Under this task are some entries; return every one of them exactly.

(Data records)
■ ■ ■ ■ ■ ■ ■

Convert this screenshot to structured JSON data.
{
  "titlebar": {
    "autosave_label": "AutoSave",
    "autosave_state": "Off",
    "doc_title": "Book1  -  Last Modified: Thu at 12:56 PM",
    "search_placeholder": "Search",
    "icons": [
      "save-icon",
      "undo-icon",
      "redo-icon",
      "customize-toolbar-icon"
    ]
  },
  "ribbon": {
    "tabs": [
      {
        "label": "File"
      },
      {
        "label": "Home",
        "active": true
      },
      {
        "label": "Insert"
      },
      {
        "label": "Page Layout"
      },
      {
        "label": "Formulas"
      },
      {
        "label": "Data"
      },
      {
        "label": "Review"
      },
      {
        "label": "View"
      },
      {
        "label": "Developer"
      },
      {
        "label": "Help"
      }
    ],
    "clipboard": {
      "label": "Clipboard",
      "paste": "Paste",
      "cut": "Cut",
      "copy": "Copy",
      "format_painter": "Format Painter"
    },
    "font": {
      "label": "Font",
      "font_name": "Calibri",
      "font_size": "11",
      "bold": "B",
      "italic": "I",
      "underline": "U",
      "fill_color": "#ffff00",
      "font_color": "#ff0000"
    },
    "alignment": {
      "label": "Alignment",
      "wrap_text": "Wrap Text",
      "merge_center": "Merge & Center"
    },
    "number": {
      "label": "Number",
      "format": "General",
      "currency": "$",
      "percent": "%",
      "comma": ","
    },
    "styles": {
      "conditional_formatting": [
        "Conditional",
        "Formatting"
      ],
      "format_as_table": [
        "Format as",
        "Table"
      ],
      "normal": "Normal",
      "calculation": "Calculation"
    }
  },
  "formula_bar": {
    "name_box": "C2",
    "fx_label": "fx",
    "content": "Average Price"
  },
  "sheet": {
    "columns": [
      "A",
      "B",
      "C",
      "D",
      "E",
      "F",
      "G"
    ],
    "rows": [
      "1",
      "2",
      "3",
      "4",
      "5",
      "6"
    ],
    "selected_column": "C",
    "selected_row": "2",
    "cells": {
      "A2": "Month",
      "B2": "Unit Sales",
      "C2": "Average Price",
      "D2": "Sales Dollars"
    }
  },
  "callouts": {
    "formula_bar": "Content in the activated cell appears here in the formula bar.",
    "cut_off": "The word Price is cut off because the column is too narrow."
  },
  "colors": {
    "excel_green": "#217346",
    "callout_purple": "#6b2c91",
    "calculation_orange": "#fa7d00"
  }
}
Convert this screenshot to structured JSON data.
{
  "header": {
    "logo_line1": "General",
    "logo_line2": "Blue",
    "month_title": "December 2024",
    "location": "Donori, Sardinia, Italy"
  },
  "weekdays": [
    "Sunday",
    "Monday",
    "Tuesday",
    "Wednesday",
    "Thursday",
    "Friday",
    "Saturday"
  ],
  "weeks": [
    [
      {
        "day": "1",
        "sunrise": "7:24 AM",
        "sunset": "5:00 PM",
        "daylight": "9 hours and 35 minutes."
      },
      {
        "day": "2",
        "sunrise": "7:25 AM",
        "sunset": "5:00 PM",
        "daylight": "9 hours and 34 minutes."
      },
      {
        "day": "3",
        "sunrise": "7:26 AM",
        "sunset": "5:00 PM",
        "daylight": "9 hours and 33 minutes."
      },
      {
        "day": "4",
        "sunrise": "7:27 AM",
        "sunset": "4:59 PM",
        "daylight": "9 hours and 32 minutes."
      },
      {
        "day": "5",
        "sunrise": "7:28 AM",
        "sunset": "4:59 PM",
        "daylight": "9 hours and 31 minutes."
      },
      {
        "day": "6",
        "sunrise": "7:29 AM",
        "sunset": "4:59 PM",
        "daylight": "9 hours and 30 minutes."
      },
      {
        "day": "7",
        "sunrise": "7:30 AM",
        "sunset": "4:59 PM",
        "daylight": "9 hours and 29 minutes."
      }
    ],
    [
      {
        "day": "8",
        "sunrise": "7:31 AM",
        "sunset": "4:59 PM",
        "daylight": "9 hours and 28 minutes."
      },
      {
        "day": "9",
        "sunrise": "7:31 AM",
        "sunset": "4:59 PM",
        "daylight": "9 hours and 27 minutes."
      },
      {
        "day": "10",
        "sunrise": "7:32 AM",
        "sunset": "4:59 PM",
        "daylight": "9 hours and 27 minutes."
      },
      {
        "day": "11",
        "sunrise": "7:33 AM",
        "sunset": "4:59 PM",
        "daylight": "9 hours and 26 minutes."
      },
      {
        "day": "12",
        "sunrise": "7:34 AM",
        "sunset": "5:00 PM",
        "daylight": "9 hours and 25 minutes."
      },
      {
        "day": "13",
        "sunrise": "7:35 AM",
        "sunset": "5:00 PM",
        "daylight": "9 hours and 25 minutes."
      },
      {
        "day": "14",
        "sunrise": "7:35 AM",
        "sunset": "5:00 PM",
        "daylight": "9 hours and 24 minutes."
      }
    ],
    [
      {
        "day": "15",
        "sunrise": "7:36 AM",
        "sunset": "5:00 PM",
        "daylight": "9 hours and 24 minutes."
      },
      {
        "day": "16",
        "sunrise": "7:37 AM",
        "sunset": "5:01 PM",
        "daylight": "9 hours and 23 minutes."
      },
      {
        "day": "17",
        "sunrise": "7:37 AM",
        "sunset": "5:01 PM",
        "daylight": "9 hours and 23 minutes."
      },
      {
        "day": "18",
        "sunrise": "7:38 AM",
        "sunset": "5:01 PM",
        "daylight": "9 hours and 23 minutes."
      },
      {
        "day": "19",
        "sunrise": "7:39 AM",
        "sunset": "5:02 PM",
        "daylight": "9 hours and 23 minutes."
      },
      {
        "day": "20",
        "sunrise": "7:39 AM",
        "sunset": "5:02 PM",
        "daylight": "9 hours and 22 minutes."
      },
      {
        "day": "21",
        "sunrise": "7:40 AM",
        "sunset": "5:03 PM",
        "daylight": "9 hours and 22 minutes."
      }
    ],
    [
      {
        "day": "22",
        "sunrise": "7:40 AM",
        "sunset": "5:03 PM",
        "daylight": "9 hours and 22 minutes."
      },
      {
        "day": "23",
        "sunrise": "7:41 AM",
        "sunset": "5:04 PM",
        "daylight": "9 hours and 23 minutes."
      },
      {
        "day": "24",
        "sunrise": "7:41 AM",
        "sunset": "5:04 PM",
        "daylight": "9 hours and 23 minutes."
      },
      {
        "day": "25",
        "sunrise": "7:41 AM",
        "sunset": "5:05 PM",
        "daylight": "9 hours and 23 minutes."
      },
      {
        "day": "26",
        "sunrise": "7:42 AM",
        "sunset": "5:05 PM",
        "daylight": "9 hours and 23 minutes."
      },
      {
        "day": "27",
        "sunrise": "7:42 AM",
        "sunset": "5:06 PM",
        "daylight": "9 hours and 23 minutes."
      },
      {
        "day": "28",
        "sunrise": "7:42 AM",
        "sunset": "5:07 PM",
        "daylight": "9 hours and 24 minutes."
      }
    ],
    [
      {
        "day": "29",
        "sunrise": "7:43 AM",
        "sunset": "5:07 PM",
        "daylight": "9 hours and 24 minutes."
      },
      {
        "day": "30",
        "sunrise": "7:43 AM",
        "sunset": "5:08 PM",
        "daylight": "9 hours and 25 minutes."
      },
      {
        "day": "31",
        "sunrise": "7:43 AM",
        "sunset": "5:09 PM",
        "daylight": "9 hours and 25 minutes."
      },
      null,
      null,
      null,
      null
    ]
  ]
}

■ ■ ■ ■ ■ ■ ■

- Response below:
Convert this screenshot to structured JSON data.
{
  "titlebar": {
    "autosave_label": "AutoSave",
    "autosave_state": "Off",
    "doc_title": "Book1  -  Last Modified: Thu at 12:56 PM",
    "search_placeholder": "Search",
    "icons": [
      "save-icon",
      "undo-icon",
      "redo-icon",
      "customize-toolbar-icon"
    ]
  },
  "ribbon": {
    "tabs": [
      {
        "label": "File"
      },
      {
        "label": "Home",
        "active": true
      },
      {
        "label": "Insert"
      },
      {
        "label": "Page Layout"
      },
      {
        "label": "Formulas"
      },
      {
        "label": "Data"
      },
      {
        "label": "Review"
      },
      {
        "label": "View"
      },
      {
        "label": "Developer"
      },
      {
        "label": "Help"
      }
    ],
    "clipboard": {
      "label": "Clipboard",
      "paste": "Paste",
      "cut": "Cut",
      "copy": "Copy",
      "format_painter": "Format Painter"
    },
    "font": {
      "label": "Font",
      "font_name": "Calibri",
      "font_size": "11",
      "bold": "B",
      "italic": "I",
      "underline": "U",
      "fill_color": "#ffff00",
      "font_color": "#ff0000"
    },
    "alignment": {
      "label": "Alignment",
      "wrap_text": "Wrap Text",
      "merge_center": "Merge & Center"
    },
    "number": {
      "label": "Number",
      "format": "General",
      "currency": "$",
      "percent": "%",
      "comma": ","
    },
    "styles": {
      "conditional_formatting": [
        "Conditional",
        "Formatting"
      ],
      "format_as_table": [
        "Format as",
        "Table"
      ],
      "normal": "Normal",
      "calculation": "Calculation"
    }
  },
  "formula_bar": {
    "name_box": "C2",
    "fx_label": "fx",
    "content": "Average Price"
  },
  "sheet": {
    "columns": [
      "A",
      "B",
      "C",
      "D",
      "E",
      "F",
      "G"
    ],
    "rows": [
      "1",
      "2",
      "3",
      "4",
      "5",
      "6"
    ],
    "selected_column": "C",
    "selected_row": "2",
    "cells": {
      "A2": "Month",
      "B2": "Unit Sales",
      "C2": "Average Price",
      "D2": "Sales Dollars"
    }
  },
  "callouts": {
    "formula_bar": "Content in the activated cell appears here in the formula bar.",
    "cut_off": "The word Price is cut off because the column is too narrow."
  },
  "colors": {
    "excel_green": "#217346",
    "callout_purple": "#6b2c91",
    "calculation_orange": "#fa7d00"
  }
}
Convert this screenshot to structured JSON data.
{
  "header": {
    "logo_line1": "General",
    "logo_line2": "Blue",
    "month_title": "December 2024",
    "location": "Donori, Sardinia, Italy"
  },
  "weekdays": [
    "Sunday",
    "Monday",
    "Tuesday",
    "Wednesday",
    "Thursday",
    "Friday",
    "Saturday"
  ],
  "weeks": [
    [
      {
        "day": "1",
        "sunrise": "7:24 AM",
        "sunset": "5:00 PM",
        "daylight": "9 hours and 35 minutes."
      },
      {
        "day": "2",
        "sunrise": "7:25 AM",
        "sunset": "5:00 PM",
        "daylight": "9 hours and 34 minutes."
      },
      {
        "day": "3",
        "sunrise": "7:26 AM",
        "sunset": "5:00 PM",
        "daylight": "9 hours and 33 minutes."
      },
      {
        "day": "4",
        "sunrise": "7:27 AM",
        "sunset": "4:59 PM",
        "daylight": "9 hours and 32 minutes."
      },
      {
        "day": "5",
        "sunrise": "7:28 AM",
        "sunset": "4:59 PM",
        "daylight": "9 hours and 31 minutes."
      },
      {
        "day": "6",
        "sunrise": "7:29 AM",
        "sunset": "4:59 PM",
        "daylight": "9 hours and 30 minutes."
      },
      {
        "day": "7",
        "sunrise": "7:30 AM",
        "sunset": "4:59 PM",
        "daylight": "9 hours and 29 minutes."
      }
    ],
    [
      {
        "day": "8",
        "sunrise": "7:31 AM",
        "sunset": "4:59 PM",
        "daylight": "9 hours and 28 minutes."
      },
      {
        "day": "9",
        "sunrise": "7:31 AM",
        "sunset": "4:59 PM",
        "daylight": "9 hours and 27 minutes."
      },
      {
        "day": "10",
        "sunrise": "7:32 AM",
        "sunset": "4:59 PM",
        "daylight": "9 hours and 27 minutes."
      },
      {
        "day": "11",
        "sunrise": "7:33 AM",
        "sunset": "4:59 PM",
        "daylight": "9 hours and 26 minutes."
      },
      {
        "day": "12",
        "sunrise": "7:34 AM",
        "sunset": "5:00 PM",
        "daylight": "9 hours and 25 minutes."
      },
      {
        "day": "13",
        "sunrise": "7:35 AM",
        "sunset": "5:00 PM",
        "daylight": "9 hours and 25 minutes."
      },
      {
        "day": "14",
        "sunrise": "7:35 AM",
        "sunset": "5:00 PM",
        "daylight": "9 hours and 24 minutes."
      }
    ],
    [
      {
        "day": "15",
        "sunrise": "7:36 AM",
        "sunset": "5:00 PM",
        "daylight": "9 hours and 24 minutes."
      },
      {
        "day": "16",
        "sunrise": "7:37 AM",
        "sunset": "5:01 PM",
        "daylight": "9 hours and 23 minutes."
      },
      {
        "day": "17",
        "sunrise": "7:37 AM",
        "sunset": "5:01 PM",
        "daylight": "9 hours and 23 minutes."
      },
      {
        "day": "18",
        "sunrise": "7:38 AM",
        "sunset": "5:01 PM",
        "daylight": "9 hours and 23 minutes."
      },
      {
        "day": "19",
        "sunrise": "7:39 AM",
        "sunset": "5:02 PM",
        "daylight": "9 hours and 23 minutes."
      },
      {
        "day": "20",
        "sunrise": "7:39 AM",
        "sunset": "5:02 PM",
        "daylight": "9 hours and 22 minutes."
      },
      {
        "day": "21",
        "sunrise": "7:40 AM",
        "sunset": "5:03 PM",
        "daylight": "9 hours and 22 minutes."
      }
    ],
    [
      {
        "day": "22",
        "sunrise": "7:40 AM",
        "sunset": "5:03 PM",
        "daylight": "9 hours and 22 minutes."
      },
      {
        "day": "23",
        "sunrise": "7:41 AM",
        "sunset": "5:04 PM",
        "daylight": "9 hours and 23 minutes."
      },
      {
        "day": "24",
        "sunrise": "7:41 AM",
        "sunset": "5:04 PM",
        "daylight": "9 hours and 23 minutes."
      },
      {
        "day": "25",
        "sunrise": "7:41 AM",
        "sunset": "5:05 PM",
        "daylight": "9 hours and 23 minutes."
      },
      {
        "day": "26",
        "sunrise": "7:42 AM",
        "sunset": "5:05 PM",
        "daylight": "9 hours and 23 minutes."
      },
      {
        "day": "27",
        "sunrise": "7:42 AM",
        "sunset": "5:06 PM",
        "daylight": "9 hours and 23 minutes."
      },
      {
        "day": "28",
        "sunrise": "7:42 AM",
        "sunset": "5:07 PM",
        "daylight": "9 hours and 24 minutes."
      }
    ],
    [
      {
        "day": "29",
        "sunrise": "7:43 AM",
        "sunset": "5:07 PM",
        "daylight": "9 hours and 24 minutes."
      },
      {
        "day": "30",
        "sunrise": "7:43 AM",
        "sunset": "5:08 PM",
        "daylight": "9 hours and 25 minutes."
      },
      {
        "day": "31",
        "sunrise": "7:43 AM",
        "sunset": "5:09 PM",
        "daylight": "9 hours and 25 minutes."
      },
      null,
      null,
      null,
      null
    ]
  ]
}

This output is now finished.